### Exercise goal
Using the data below, copy every line that contains the word "الاستثمار".

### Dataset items
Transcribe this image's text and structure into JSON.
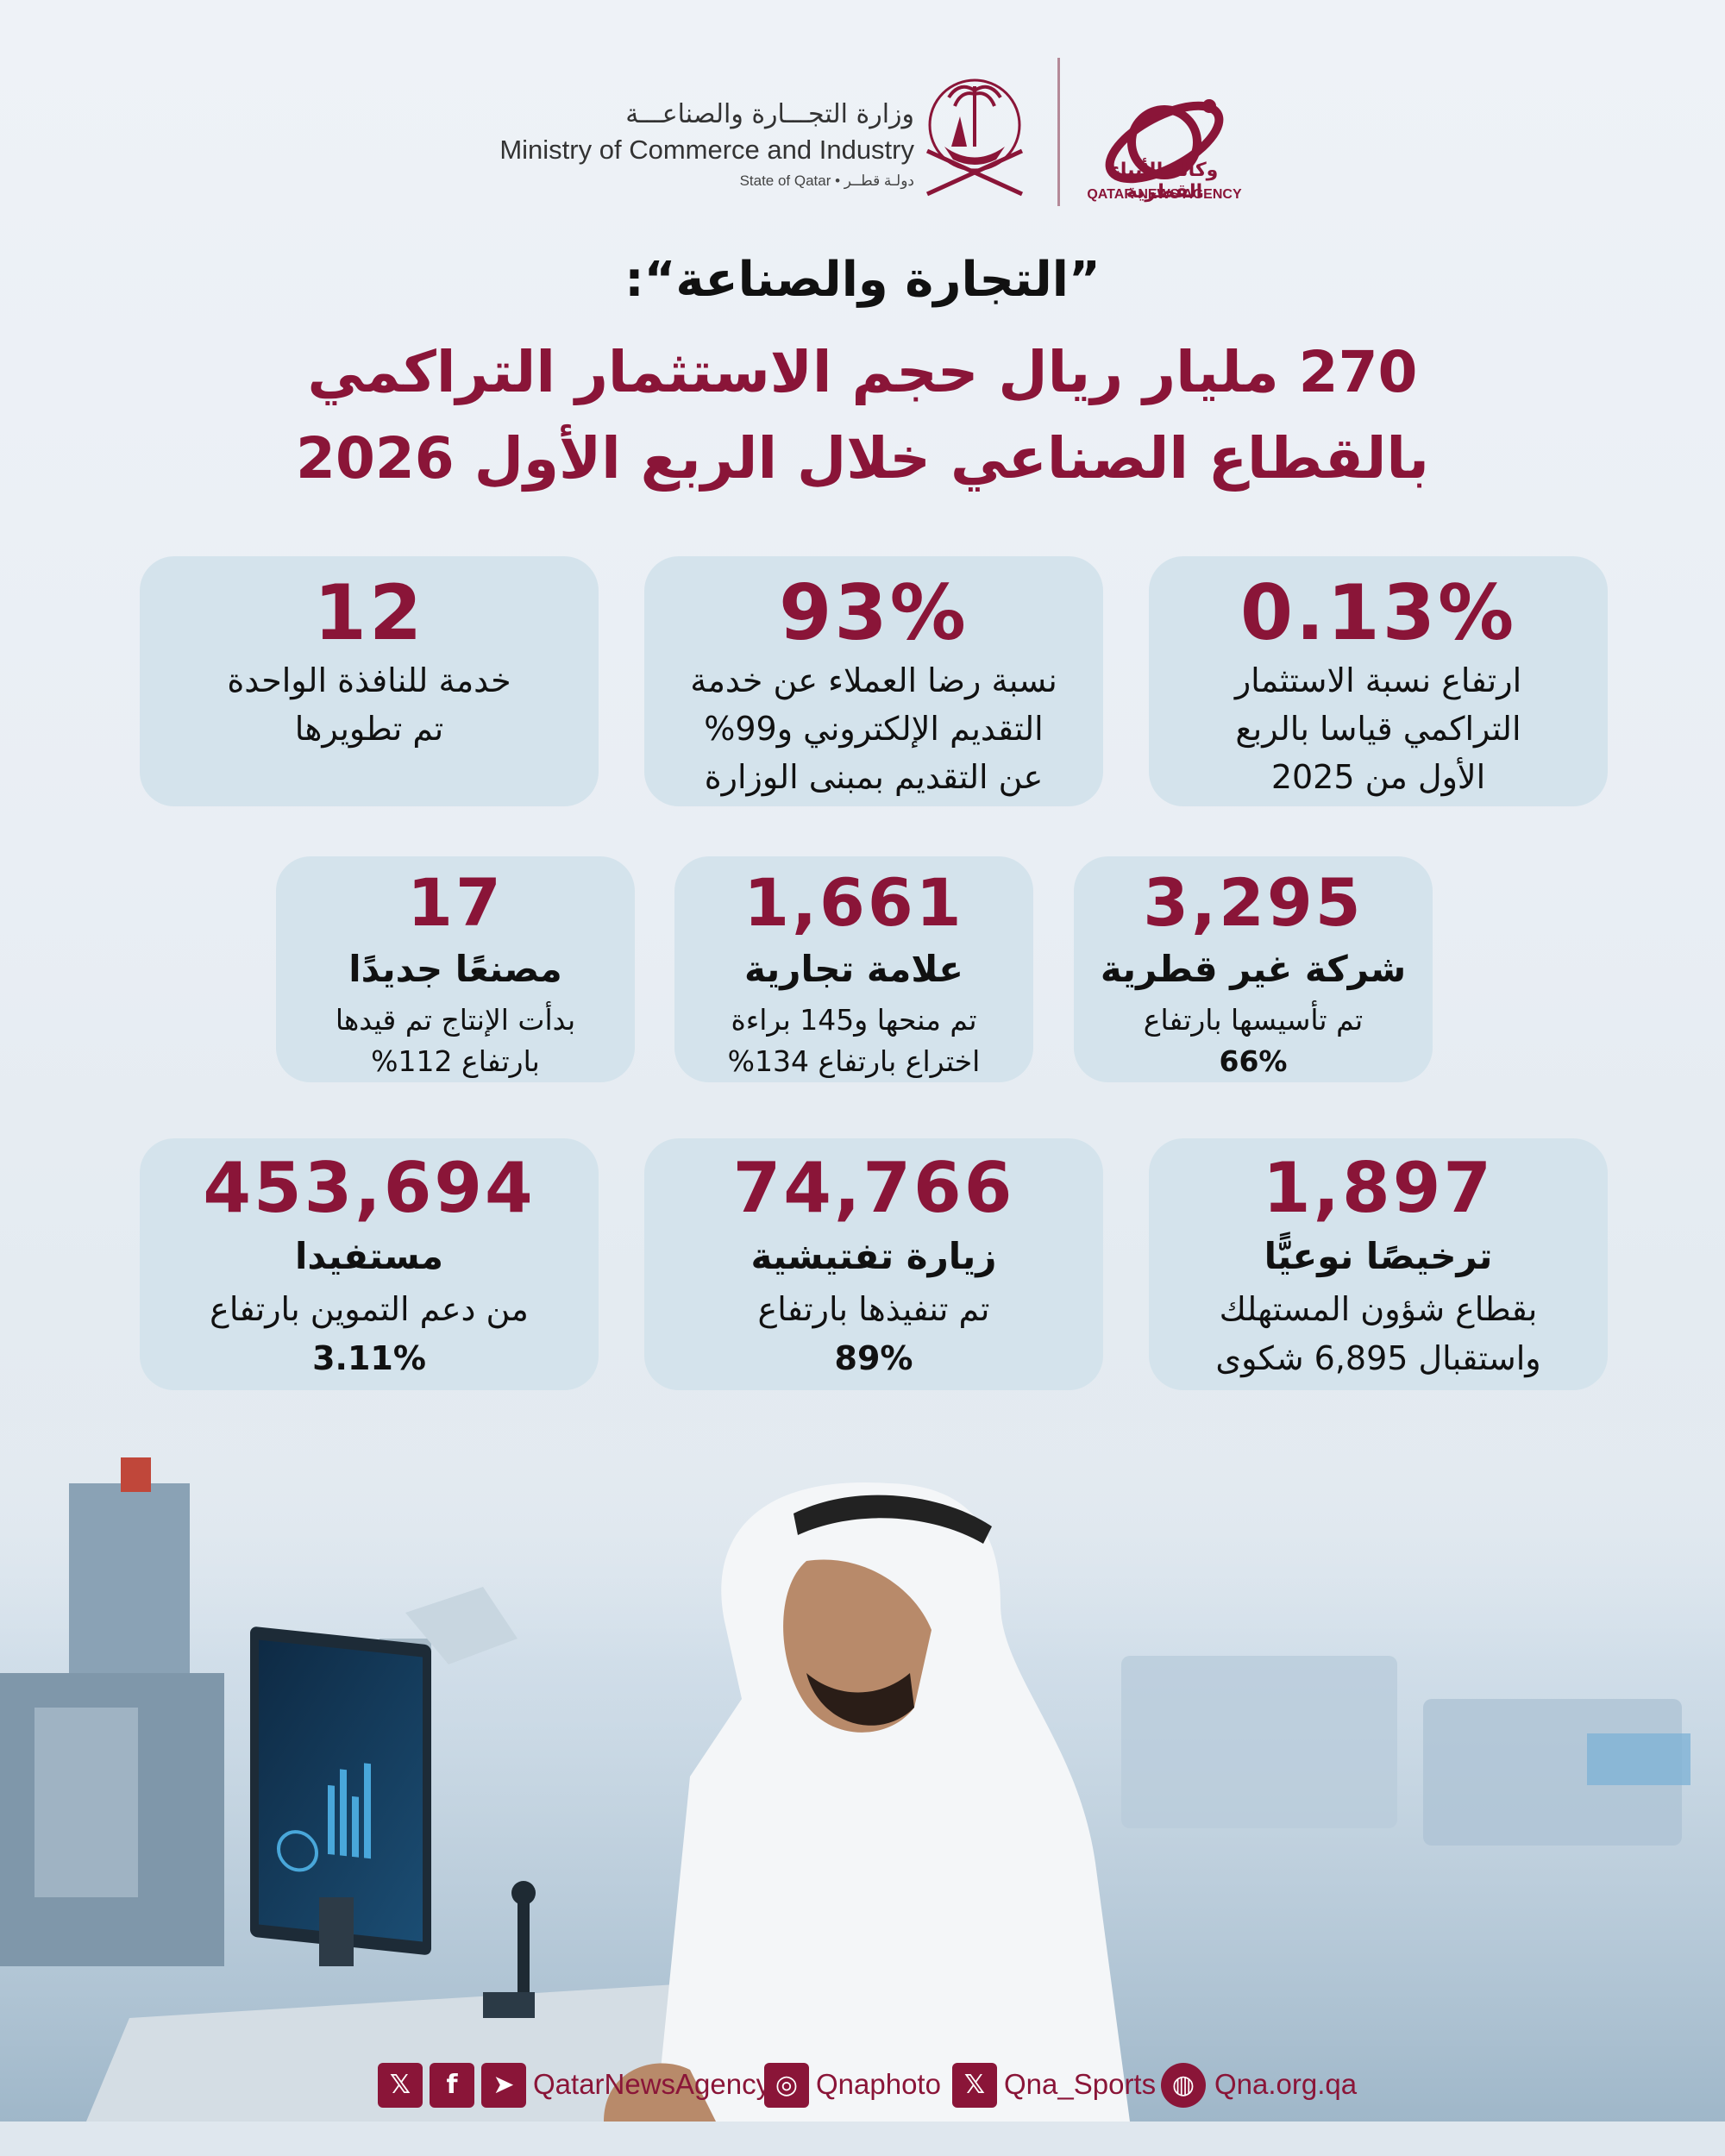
{
  "header": {
    "ministry_ar": "وزارة التجـــارة والصناعـــة",
    "ministry_en": "Ministry of Commerce and Industry",
    "state_line": "State of Qatar • دولـة قطــر",
    "agency_ar": "وكالة الأنباء القطرية",
    "agency_en": "QATAR NEWS AGENCY"
  },
  "title": {
    "line1": "”التجارة والصناعة“:",
    "line2": "270 مليار ريال حجم الاستثمار التراكمي",
    "line3": "بالقطاع الصناعي خلال الربع الأول 2026"
  },
  "stats": {
    "row1": [
      {
        "value": "0.13%",
        "lines": [
          "ارتفاع نسبة الاستثمار",
          "التراكمي قياسا بالربع",
          "الأول من 2025"
        ]
      },
      {
        "value": "93%",
        "lines": [
          "نسبة رضا العملاء عن خدمة",
          "التقديم الإلكتروني و99%",
          "عن التقديم بمبنى الوزارة"
        ]
      },
      {
        "value": "12",
        "lines": [
          "خدمة للنافذة الواحدة",
          "تم تطويرها"
        ]
      }
    ],
    "row2": [
      {
        "value": "3,295",
        "label": "شركة غير قطرية",
        "lines": [
          "تم تأسيسها بارتفاع",
          "66%"
        ]
      },
      {
        "value": "1,661",
        "label": "علامة تجارية",
        "lines": [
          "تم منحها و145 براءة",
          "اختراع بارتفاع 134%"
        ]
      },
      {
        "value": "17",
        "label": "مصنعًا جديدًا",
        "lines": [
          "بدأت الإنتاج تم قيدها",
          "بارتفاع 112%"
        ]
      }
    ],
    "row3": [
      {
        "value": "1,897",
        "label": "ترخيصًا نوعيًّا",
        "lines": [
          "بقطاع شؤون المستهلك",
          "واستقبال 6,895 شكوى"
        ]
      },
      {
        "value": "74,766",
        "label": "زيارة تفتيشية",
        "lines": [
          "تم تنفيذها بارتفاع",
          "89%"
        ]
      },
      {
        "value": "453,694",
        "label": "مستفيدا",
        "lines": [
          "من دعم التموين بارتفاع",
          "3.11%"
        ]
      }
    ]
  },
  "footer": {
    "handle_main": "QatarNewsAgency",
    "handle_photo": "Qnaphoto",
    "handle_sports": "Qna_Sports",
    "website": "Qna.org.qa"
  },
  "colors": {
    "brand": "#8a1538",
    "card_bg": "#d4e3ec",
    "page_bg": "#e9eef4"
  }
}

### Full answer
    "line2": "270 مليار ريال حجم الاستثمار التراكمي",
          "ارتفاع نسبة الاستثمار",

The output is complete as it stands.